» **Stored dataset material**:
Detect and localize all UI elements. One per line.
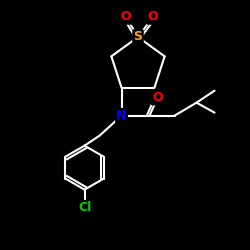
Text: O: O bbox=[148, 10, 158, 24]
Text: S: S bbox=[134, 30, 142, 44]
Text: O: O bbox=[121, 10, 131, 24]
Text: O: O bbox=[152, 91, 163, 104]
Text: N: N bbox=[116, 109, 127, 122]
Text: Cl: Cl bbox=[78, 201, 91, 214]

* * *

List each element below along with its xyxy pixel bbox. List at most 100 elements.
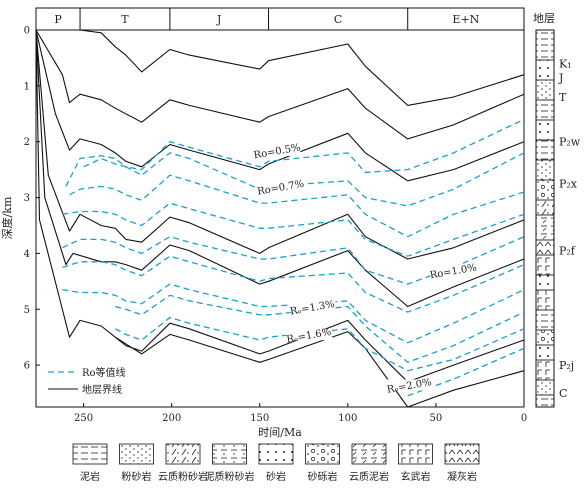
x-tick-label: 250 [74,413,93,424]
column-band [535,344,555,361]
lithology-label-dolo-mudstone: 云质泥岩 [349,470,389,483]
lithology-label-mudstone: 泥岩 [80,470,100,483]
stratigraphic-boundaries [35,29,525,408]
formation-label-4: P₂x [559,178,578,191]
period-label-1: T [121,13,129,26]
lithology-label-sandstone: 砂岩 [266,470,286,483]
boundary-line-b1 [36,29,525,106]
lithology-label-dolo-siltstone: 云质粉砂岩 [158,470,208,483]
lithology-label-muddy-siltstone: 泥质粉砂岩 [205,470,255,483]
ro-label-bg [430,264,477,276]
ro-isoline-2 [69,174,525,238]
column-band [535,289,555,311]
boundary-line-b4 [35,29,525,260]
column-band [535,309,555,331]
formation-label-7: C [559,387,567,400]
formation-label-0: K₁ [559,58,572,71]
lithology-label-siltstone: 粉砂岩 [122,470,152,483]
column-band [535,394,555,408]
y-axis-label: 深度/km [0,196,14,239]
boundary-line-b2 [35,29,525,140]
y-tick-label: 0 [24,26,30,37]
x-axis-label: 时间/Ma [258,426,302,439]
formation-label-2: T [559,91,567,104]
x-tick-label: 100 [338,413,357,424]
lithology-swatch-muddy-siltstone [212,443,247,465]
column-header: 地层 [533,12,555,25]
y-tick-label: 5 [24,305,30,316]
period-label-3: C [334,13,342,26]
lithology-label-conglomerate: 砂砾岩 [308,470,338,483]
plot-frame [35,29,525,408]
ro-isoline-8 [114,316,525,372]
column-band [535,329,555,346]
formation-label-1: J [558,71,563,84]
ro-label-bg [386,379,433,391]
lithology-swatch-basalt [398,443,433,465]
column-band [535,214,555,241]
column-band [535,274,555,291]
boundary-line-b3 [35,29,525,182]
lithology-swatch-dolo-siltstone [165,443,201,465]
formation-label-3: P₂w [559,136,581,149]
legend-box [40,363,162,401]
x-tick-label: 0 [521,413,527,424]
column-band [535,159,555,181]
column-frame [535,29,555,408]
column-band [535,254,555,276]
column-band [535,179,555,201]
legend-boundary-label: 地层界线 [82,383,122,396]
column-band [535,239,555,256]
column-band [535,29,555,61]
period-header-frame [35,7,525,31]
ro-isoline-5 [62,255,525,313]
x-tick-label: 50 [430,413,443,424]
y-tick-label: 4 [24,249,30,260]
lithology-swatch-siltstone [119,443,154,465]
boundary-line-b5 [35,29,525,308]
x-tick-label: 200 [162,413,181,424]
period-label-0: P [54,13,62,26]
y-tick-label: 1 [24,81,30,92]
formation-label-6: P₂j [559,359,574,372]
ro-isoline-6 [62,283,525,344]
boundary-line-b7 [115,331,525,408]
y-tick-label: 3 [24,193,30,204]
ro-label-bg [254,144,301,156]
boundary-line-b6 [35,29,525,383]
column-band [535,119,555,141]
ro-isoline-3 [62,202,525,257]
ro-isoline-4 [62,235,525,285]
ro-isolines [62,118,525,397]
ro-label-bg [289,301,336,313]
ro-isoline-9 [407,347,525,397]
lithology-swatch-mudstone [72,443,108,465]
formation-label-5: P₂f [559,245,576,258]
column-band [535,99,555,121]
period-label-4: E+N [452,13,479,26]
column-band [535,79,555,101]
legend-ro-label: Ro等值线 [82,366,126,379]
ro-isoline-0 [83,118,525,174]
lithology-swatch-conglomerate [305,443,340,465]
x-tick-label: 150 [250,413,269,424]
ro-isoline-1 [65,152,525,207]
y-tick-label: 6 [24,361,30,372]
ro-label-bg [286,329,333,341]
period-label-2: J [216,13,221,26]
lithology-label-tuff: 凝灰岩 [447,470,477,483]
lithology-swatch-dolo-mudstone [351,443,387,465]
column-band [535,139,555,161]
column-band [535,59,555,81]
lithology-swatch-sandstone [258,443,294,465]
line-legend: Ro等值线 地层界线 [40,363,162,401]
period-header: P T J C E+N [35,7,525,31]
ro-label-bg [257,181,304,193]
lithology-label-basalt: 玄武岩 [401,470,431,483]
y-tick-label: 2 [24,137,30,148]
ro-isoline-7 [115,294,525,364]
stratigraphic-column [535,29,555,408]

» **GOAL**:
Output verbatim everything in the material from the line containing "List each element" down to the line containing "lithology-label-muddy-siltstone: 泥质粉砂岩 [205,470,255,483]", both included. Leave the pictures out.

» **PROBLEM SOLUTION**:
List each element below along with its xyxy pixel bbox. List at most 100 elements.
x-tick-label: 250 [74,413,93,424]
column-band [535,344,555,361]
lithology-label-dolo-mudstone: 云质泥岩 [349,470,389,483]
lithology-label-mudstone: 泥岩 [80,470,100,483]
stratigraphic-boundaries [35,29,525,408]
formation-label-4: P₂x [559,178,578,191]
period-label-1: T [121,13,129,26]
lithology-label-sandstone: 砂岩 [266,470,286,483]
boundary-line-b1 [36,29,525,106]
lithology-label-dolo-siltstone: 云质粉砂岩 [158,470,208,483]
lithology-label-muddy-siltstone: 泥质粉砂岩 [205,470,255,483]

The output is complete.